- Problem:
Work through the data line by line, gathering every line that has the word "this".
= = =
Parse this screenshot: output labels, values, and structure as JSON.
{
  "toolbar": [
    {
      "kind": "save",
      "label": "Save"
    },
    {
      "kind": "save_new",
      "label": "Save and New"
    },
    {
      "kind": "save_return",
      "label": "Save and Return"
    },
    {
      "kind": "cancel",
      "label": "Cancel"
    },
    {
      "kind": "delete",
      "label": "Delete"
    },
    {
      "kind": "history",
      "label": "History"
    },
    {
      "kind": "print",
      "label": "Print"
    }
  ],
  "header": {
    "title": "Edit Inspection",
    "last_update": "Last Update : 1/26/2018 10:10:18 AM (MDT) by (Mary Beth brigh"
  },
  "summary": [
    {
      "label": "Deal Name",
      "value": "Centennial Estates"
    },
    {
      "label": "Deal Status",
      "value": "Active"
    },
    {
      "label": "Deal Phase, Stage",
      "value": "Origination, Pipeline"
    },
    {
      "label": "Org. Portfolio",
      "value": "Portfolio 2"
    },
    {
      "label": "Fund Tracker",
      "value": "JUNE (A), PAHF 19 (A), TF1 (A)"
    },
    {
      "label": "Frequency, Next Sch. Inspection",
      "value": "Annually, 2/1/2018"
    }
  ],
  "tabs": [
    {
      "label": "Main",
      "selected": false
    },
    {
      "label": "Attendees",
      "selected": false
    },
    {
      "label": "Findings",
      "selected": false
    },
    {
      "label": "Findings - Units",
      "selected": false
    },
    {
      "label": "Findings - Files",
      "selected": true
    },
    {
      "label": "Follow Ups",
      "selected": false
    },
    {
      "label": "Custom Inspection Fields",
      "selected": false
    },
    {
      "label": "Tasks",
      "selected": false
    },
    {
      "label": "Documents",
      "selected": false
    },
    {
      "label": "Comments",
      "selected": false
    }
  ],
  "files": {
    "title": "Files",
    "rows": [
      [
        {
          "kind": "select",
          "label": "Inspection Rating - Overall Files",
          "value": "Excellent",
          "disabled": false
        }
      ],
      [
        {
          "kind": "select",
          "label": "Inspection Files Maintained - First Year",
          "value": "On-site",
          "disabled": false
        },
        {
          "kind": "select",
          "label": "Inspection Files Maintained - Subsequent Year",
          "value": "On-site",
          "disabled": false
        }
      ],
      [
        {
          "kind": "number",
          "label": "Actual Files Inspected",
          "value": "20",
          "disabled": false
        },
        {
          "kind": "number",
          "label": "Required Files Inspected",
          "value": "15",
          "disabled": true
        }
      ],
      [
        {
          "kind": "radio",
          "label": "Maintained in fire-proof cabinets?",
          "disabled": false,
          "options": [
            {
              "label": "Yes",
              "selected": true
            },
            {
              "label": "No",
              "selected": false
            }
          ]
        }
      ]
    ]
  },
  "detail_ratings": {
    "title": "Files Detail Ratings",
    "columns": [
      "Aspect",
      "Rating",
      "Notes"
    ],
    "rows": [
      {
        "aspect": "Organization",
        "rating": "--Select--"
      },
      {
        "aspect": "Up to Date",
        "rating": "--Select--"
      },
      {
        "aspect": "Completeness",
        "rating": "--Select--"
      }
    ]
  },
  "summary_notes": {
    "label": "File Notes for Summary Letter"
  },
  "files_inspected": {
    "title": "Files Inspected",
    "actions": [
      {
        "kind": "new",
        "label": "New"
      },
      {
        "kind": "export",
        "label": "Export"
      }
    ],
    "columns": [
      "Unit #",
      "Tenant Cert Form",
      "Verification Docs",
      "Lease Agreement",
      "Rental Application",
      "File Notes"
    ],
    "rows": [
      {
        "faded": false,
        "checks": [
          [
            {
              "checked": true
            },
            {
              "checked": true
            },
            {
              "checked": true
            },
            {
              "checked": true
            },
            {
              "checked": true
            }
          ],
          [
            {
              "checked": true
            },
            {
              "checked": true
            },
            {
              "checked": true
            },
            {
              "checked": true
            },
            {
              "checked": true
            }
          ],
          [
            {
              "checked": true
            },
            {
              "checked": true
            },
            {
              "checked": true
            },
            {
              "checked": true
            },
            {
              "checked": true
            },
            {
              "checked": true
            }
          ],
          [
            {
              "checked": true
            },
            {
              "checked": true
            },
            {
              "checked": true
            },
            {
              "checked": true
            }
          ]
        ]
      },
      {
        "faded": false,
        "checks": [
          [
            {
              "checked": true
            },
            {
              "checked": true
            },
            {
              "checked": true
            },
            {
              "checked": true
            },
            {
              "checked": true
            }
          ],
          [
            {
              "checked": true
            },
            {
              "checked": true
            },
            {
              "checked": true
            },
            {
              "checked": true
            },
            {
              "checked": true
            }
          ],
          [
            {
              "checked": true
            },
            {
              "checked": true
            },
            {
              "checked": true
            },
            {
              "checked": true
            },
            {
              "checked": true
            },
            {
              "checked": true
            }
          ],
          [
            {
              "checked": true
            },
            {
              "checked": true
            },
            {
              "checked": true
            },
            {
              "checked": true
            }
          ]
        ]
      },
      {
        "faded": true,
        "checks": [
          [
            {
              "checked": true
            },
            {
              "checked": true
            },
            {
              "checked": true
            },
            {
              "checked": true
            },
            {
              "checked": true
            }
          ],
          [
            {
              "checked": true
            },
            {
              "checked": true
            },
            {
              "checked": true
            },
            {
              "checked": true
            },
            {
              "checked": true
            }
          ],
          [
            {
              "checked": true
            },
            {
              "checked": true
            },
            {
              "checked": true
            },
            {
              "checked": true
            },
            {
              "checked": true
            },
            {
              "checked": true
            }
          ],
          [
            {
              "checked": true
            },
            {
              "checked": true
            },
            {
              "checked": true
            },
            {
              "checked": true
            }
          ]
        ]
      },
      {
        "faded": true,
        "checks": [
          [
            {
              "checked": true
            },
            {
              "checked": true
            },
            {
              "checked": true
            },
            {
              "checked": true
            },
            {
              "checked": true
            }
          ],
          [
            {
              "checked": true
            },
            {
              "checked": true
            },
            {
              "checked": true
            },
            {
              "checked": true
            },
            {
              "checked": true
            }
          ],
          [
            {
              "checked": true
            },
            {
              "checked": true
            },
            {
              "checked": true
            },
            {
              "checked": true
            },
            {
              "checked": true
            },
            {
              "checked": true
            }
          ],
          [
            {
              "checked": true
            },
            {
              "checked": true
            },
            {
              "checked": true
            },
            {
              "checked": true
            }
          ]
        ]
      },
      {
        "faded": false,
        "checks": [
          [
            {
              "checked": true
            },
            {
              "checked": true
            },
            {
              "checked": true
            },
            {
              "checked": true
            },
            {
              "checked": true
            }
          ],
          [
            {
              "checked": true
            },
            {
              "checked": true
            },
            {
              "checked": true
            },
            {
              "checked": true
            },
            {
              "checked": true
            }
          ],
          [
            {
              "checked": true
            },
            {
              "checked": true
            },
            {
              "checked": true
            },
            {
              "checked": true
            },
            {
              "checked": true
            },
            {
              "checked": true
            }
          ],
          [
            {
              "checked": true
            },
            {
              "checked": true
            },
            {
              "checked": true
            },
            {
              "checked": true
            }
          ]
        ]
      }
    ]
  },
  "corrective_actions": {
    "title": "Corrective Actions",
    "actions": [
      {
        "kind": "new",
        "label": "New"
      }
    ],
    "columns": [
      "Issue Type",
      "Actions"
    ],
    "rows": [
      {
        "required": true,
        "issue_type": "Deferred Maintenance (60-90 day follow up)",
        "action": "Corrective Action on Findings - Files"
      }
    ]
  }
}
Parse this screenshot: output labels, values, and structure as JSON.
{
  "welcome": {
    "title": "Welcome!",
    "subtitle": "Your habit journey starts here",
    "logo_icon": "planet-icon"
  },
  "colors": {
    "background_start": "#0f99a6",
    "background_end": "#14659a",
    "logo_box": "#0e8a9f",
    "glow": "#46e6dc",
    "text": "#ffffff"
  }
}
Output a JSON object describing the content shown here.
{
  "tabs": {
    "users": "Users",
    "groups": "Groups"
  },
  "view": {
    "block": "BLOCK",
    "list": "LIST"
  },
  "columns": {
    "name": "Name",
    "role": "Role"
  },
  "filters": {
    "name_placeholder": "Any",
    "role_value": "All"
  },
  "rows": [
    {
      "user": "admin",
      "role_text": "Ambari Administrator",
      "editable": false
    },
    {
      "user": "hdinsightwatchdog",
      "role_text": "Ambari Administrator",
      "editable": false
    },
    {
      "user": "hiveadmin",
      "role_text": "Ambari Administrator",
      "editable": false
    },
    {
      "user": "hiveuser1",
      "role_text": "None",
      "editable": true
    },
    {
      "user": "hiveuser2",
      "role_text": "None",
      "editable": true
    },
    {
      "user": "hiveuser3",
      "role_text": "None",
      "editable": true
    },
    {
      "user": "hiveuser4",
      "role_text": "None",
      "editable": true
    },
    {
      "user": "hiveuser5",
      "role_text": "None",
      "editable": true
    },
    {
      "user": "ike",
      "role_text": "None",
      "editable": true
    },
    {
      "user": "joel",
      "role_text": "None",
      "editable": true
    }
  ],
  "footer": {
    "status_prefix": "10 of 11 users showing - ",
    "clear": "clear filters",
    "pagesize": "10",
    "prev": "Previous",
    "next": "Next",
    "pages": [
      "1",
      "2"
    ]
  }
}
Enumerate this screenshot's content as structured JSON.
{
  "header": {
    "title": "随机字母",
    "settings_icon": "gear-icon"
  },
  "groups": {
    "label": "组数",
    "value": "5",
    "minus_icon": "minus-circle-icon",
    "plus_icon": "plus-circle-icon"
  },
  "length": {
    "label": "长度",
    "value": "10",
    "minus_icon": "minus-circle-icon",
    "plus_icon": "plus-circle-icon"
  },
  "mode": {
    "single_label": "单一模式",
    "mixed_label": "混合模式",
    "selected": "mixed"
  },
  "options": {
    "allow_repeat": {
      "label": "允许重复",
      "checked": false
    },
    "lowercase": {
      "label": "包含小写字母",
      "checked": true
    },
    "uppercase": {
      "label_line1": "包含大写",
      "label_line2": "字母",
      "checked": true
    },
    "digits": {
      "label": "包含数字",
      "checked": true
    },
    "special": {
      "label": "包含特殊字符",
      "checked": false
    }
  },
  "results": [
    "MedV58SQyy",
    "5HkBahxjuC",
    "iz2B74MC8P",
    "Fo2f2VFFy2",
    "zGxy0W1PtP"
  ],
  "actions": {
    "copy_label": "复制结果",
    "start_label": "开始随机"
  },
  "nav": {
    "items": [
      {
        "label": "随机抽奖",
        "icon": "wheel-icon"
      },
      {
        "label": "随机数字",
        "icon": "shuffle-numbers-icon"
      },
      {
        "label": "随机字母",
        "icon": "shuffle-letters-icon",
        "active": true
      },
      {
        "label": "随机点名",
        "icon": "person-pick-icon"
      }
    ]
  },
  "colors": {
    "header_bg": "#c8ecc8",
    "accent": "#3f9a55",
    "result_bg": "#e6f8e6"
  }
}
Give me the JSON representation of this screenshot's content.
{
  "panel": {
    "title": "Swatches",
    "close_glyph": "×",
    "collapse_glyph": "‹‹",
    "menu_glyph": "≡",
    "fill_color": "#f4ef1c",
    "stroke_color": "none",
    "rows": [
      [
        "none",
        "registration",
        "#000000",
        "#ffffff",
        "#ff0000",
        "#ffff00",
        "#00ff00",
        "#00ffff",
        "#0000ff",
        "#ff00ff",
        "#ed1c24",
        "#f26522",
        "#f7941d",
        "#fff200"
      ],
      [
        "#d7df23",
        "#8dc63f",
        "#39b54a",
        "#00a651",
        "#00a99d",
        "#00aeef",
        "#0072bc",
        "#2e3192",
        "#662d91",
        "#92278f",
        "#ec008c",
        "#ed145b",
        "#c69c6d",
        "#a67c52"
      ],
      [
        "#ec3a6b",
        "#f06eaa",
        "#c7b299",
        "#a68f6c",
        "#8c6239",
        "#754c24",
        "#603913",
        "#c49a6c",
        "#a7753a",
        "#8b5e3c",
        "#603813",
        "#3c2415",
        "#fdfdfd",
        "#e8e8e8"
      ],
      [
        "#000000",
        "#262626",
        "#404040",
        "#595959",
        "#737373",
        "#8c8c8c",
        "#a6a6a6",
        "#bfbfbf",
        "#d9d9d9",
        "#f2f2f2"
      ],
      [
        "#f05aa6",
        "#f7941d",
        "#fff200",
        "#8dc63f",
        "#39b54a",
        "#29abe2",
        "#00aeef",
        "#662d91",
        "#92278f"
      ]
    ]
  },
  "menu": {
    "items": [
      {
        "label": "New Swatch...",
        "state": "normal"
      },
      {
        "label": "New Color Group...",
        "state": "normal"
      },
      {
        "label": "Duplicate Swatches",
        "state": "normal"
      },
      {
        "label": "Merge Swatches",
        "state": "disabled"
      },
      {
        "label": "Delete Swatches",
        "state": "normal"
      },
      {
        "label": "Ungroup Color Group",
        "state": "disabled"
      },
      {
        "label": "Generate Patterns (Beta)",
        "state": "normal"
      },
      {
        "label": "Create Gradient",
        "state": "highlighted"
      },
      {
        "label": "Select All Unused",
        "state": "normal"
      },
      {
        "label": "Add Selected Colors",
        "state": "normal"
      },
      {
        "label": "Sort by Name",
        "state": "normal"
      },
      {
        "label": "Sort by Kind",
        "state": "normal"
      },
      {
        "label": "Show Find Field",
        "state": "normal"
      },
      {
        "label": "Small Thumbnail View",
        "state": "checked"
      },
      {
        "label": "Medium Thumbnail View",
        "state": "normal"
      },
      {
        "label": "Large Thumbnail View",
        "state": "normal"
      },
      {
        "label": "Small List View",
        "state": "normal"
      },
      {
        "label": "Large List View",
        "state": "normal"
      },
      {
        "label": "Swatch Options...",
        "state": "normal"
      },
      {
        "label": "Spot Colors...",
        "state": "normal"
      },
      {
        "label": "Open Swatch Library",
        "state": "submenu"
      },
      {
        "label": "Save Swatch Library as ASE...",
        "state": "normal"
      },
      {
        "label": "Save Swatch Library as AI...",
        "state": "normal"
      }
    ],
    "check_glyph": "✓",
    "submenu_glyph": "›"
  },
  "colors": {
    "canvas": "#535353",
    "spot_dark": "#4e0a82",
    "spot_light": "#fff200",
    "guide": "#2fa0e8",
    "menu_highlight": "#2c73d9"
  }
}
= = =
- Solved exercise:
Parse this screenshot: output labels, values, and structure as JSON.
Parse this screenshot: output labels, values, and structure as JSON.
Enumerate this screenshot's content as structured JSON.
Give me the JSON representation of this screenshot's content.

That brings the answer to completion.